WHAT YOU SHOULD DO
Exactly repeat the material, dropping only the pictures.

SUPPLIED MATERIAL
# # # #
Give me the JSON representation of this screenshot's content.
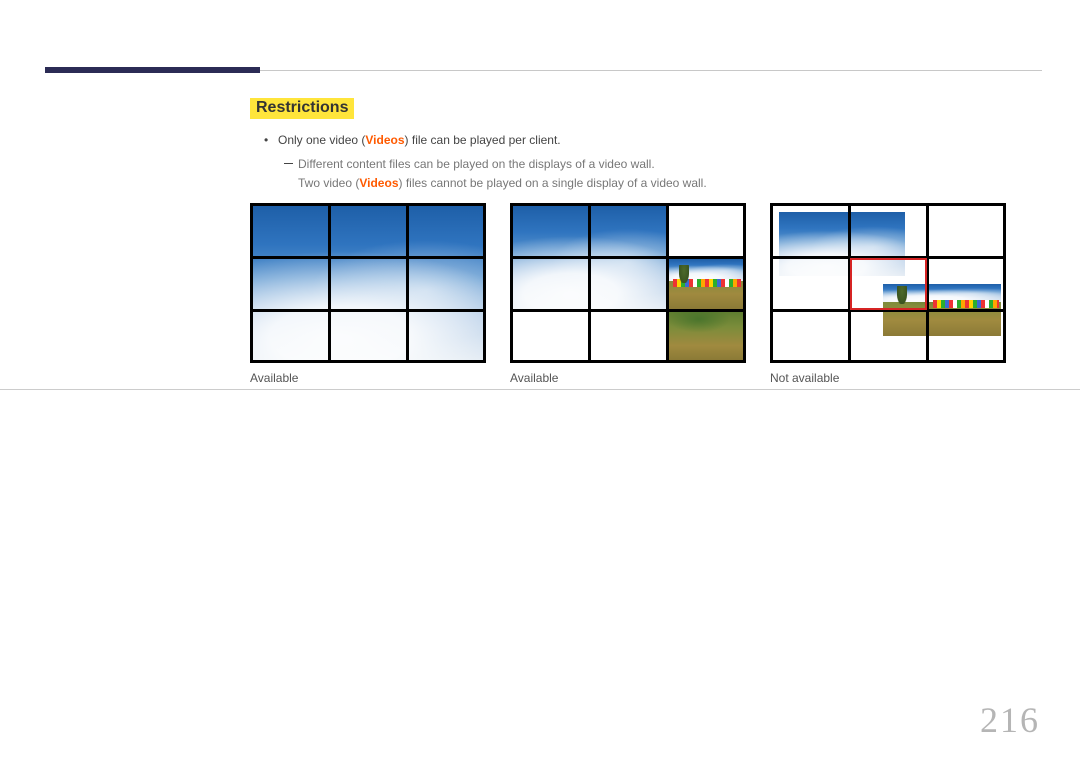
{
  "page": {
    "number": "216"
  },
  "section": {
    "title": "Restrictions"
  },
  "bullet": {
    "part1": "Only one video (",
    "accent": "Videos",
    "part2": ") file can be played per client."
  },
  "dash": {
    "line1": "Different content files can be played on the displays of a video wall.",
    "line2_part1": "Two video (",
    "line2_accent": "Videos",
    "line2_part2": ") files cannot be played on a single display of a video wall."
  },
  "captions": {
    "c1": "Available",
    "c2": "Available",
    "c3": "Not available"
  }
}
# # # #
SOLUTION FOR THIS EXERCISE
Give me the JSON representation of this screenshot's content.
{
  "page": {
    "number": "216"
  },
  "section": {
    "title": "Restrictions"
  },
  "bullet": {
    "part1": "Only one video (",
    "accent": "Videos",
    "part2": ") file can be played per client."
  },
  "dash": {
    "line1": "Different content files can be played on the displays of a video wall.",
    "line2_part1": "Two video (",
    "line2_accent": "Videos",
    "line2_part2": ") files cannot be played on a single display of a video wall."
  },
  "captions": {
    "c1": "Available",
    "c2": "Available",
    "c3": "Not available"
  }
}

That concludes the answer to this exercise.